(Region and label listings)
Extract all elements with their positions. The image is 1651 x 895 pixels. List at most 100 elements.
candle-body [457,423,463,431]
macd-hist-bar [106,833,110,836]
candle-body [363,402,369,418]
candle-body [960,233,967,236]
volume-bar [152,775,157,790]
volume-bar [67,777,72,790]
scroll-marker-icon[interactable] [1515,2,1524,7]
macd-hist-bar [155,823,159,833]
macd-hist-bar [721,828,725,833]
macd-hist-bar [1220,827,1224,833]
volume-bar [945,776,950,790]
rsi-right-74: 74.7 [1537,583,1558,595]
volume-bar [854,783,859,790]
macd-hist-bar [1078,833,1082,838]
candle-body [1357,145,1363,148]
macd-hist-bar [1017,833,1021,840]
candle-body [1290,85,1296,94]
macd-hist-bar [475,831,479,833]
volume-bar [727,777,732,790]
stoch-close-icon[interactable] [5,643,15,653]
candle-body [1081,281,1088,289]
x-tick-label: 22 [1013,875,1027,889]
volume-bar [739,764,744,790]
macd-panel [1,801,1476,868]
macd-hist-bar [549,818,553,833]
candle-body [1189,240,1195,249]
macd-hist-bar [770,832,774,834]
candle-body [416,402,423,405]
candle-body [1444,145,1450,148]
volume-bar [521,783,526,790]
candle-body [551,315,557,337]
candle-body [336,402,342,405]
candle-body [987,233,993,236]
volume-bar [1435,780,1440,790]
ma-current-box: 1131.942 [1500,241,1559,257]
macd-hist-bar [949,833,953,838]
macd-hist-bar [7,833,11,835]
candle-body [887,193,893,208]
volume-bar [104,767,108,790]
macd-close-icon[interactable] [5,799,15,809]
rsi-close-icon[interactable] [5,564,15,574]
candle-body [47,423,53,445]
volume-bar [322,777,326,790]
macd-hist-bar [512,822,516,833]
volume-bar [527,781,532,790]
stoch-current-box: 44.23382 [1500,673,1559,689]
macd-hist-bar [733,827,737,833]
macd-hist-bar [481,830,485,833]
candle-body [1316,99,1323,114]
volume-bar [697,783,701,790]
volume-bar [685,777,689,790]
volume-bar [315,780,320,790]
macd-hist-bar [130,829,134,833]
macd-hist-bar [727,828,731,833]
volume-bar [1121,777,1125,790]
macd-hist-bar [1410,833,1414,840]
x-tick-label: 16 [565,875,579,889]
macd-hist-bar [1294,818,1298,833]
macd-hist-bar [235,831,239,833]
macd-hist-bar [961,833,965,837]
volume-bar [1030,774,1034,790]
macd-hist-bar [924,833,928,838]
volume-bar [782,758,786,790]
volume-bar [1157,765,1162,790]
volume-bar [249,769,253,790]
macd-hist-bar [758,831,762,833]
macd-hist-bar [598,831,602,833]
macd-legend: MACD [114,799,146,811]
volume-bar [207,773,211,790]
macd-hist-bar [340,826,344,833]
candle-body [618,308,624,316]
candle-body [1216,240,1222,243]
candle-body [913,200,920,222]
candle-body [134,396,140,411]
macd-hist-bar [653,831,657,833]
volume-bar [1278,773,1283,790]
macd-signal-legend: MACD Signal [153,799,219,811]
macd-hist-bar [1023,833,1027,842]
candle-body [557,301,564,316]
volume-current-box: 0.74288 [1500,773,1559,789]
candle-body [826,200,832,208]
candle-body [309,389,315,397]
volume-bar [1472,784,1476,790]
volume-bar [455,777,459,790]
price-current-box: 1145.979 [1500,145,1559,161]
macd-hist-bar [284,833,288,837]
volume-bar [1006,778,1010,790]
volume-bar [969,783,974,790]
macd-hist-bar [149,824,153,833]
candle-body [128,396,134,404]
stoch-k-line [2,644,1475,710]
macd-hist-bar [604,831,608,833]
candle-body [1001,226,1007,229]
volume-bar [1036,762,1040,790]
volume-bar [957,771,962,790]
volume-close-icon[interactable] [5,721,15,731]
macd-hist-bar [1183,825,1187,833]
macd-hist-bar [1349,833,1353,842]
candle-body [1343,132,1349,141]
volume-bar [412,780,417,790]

### THE REQUEST
Give the stretch from the start of the data through the line containing "macd-hist-bar [475,831,479,833]" as a numbered list, omitting any blank lines.

### TASK SOLUTION
1. Extract all elements with their positions. The image is 1651 x 895 pixels. List at most 100 elements.
2. candle-body [457,423,463,431]
3. macd-hist-bar [106,833,110,836]
4. candle-body [363,402,369,418]
5. candle-body [960,233,967,236]
6. volume-bar [152,775,157,790]
7. volume-bar [67,777,72,790]
8. scroll-marker-icon[interactable] [1515,2,1524,7]
9. macd-hist-bar [155,823,159,833]
10. macd-hist-bar [721,828,725,833]
11. macd-hist-bar [1220,827,1224,833]
12. volume-bar [945,776,950,790]
13. rsi-right-74: 74.7 [1537,583,1558,595]
14. volume-bar [854,783,859,790]
15. macd-hist-bar [1078,833,1082,838]
16. candle-body [1357,145,1363,148]
17. macd-hist-bar [1017,833,1021,840]
18. candle-body [1290,85,1296,94]
19. macd-hist-bar [475,831,479,833]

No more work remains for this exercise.